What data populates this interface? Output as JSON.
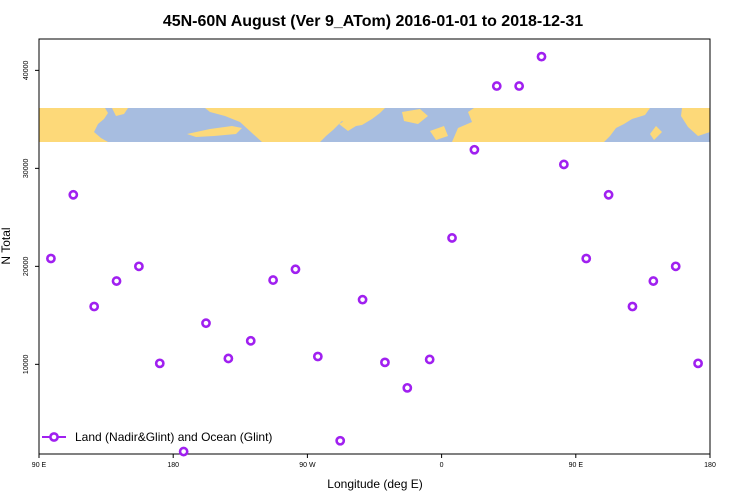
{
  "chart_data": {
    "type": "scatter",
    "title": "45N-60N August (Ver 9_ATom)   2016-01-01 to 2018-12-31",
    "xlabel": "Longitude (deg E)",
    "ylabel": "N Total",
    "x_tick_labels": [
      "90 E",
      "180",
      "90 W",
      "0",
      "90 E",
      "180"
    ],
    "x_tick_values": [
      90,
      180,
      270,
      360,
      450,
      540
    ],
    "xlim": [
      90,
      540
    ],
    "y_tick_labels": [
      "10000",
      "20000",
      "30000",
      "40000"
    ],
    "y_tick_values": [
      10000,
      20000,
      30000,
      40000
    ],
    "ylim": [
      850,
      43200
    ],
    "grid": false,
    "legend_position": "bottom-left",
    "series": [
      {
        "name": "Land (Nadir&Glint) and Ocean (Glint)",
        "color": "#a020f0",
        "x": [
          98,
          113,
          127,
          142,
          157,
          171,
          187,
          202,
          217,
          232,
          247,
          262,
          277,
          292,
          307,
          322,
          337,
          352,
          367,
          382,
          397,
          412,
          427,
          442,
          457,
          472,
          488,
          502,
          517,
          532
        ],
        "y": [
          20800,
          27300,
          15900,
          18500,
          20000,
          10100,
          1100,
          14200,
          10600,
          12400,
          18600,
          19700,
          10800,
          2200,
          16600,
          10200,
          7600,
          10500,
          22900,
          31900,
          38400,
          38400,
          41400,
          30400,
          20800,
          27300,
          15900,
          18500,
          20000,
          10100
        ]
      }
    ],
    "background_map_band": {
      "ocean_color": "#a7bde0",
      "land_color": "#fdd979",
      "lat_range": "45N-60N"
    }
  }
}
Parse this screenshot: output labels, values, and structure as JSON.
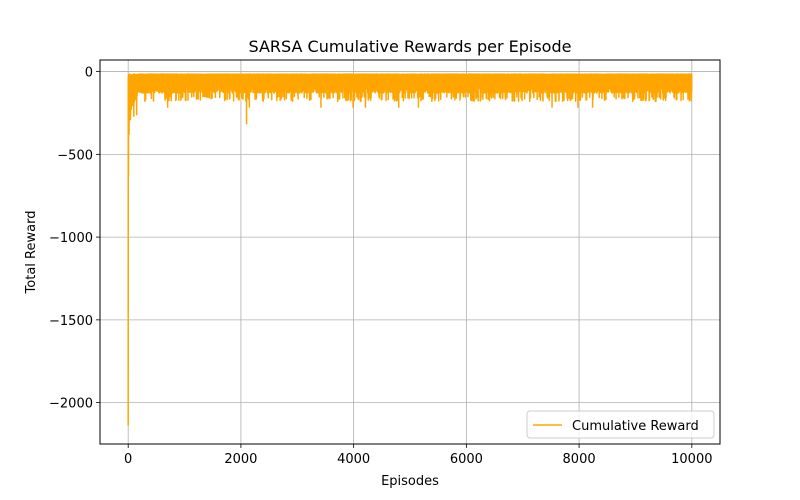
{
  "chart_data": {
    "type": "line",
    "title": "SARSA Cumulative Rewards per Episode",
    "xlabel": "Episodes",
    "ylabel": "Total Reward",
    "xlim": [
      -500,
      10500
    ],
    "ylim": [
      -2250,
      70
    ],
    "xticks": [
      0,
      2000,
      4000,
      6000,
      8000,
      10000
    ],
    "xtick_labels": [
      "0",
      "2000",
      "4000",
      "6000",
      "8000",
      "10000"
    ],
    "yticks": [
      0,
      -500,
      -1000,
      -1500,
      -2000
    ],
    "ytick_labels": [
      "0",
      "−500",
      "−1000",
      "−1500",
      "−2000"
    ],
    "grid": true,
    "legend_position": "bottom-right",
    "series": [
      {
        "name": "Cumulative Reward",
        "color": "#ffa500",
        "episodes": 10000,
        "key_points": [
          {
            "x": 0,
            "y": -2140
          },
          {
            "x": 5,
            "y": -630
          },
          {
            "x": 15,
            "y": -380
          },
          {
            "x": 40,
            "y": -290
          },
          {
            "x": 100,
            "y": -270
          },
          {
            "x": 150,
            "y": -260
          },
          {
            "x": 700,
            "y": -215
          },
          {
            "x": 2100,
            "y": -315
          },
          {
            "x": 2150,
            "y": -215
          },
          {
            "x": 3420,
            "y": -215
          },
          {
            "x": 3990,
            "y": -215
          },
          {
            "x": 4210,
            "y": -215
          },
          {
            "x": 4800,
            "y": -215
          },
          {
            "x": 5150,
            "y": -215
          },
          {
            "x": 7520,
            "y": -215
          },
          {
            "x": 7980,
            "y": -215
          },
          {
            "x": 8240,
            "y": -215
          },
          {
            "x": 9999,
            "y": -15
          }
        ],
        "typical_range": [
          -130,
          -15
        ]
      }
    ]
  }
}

● ● ● ● ●

Aim of the task:
Do not include the images; transcribe the rest of the listing exactly.

Result of this exercise:
What data populates this interface? Output as JSON.
{
  "chart_data": {
    "type": "scatter",
    "title": "45N-60N August (Ver 9_ATom)   2016-01-01 to 2018-12-31",
    "xlabel": "Longitude (deg E)",
    "ylabel": "N Total",
    "x_tick_labels": [
      "90 E",
      "180",
      "90 W",
      "0",
      "90 E",
      "180"
    ],
    "x_tick_values": [
      90,
      180,
      270,
      360,
      450,
      540
    ],
    "xlim": [
      90,
      540
    ],
    "y_tick_labels": [
      "10000",
      "20000",
      "30000",
      "40000"
    ],
    "y_tick_values": [
      10000,
      20000,
      30000,
      40000
    ],
    "ylim": [
      850,
      43200
    ],
    "grid": false,
    "legend_position": "bottom-left",
    "series": [
      {
        "name": "Land (Nadir&Glint) and Ocean (Glint)",
        "color": "#a020f0",
        "x": [
          98,
          113,
          127,
          142,
          157,
          171,
          187,
          202,
          217,
          232,
          247,
          262,
          277,
          292,
          307,
          322,
          337,
          352,
          367,
          382,
          397,
          412,
          427,
          442,
          457,
          472,
          488,
          502,
          517,
          532
        ],
        "y": [
          20800,
          27300,
          15900,
          18500,
          20000,
          10100,
          1100,
          14200,
          10600,
          12400,
          18600,
          19700,
          10800,
          2200,
          16600,
          10200,
          7600,
          10500,
          22900,
          31900,
          38400,
          38400,
          41400,
          30400,
          20800,
          27300,
          15900,
          18500,
          20000,
          10100
        ]
      }
    ],
    "background_map_band": {
      "ocean_color": "#a7bde0",
      "land_color": "#fdd979",
      "lat_range": "45N-60N"
    }
  }
}
Parse this screenshot: output labels, values, and structure as JSON.
{
  "chart_data": {
    "type": "line",
    "title": "SARSA Cumulative Rewards per Episode",
    "xlabel": "Episodes",
    "ylabel": "Total Reward",
    "xlim": [
      -500,
      10500
    ],
    "ylim": [
      -2250,
      70
    ],
    "xticks": [
      0,
      2000,
      4000,
      6000,
      8000,
      10000
    ],
    "xtick_labels": [
      "0",
      "2000",
      "4000",
      "6000",
      "8000",
      "10000"
    ],
    "yticks": [
      0,
      -500,
      -1000,
      -1500,
      -2000
    ],
    "ytick_labels": [
      "0",
      "−500",
      "−1000",
      "−1500",
      "−2000"
    ],
    "grid": true,
    "legend_position": "bottom-right",
    "series": [
      {
        "name": "Cumulative Reward",
        "color": "#ffa500",
        "episodes": 10000,
        "key_points": [
          {
            "x": 0,
            "y": -2140
          },
          {
            "x": 5,
            "y": -630
          },
          {
            "x": 15,
            "y": -380
          },
          {
            "x": 40,
            "y": -290
          },
          {
            "x": 100,
            "y": -270
          },
          {
            "x": 150,
            "y": -260
          },
          {
            "x": 700,
            "y": -215
          },
          {
            "x": 2100,
            "y": -315
          },
          {
            "x": 2150,
            "y": -215
          },
          {
            "x": 3420,
            "y": -215
          },
          {
            "x": 3990,
            "y": -215
          },
          {
            "x": 4210,
            "y": -215
          },
          {
            "x": 4800,
            "y": -215
          },
          {
            "x": 5150,
            "y": -215
          },
          {
            "x": 7520,
            "y": -215
          },
          {
            "x": 7980,
            "y": -215
          },
          {
            "x": 8240,
            "y": -215
          },
          {
            "x": 9999,
            "y": -15
          }
        ],
        "typical_range": [
          -130,
          -15
        ]
      }
    ]
  }
}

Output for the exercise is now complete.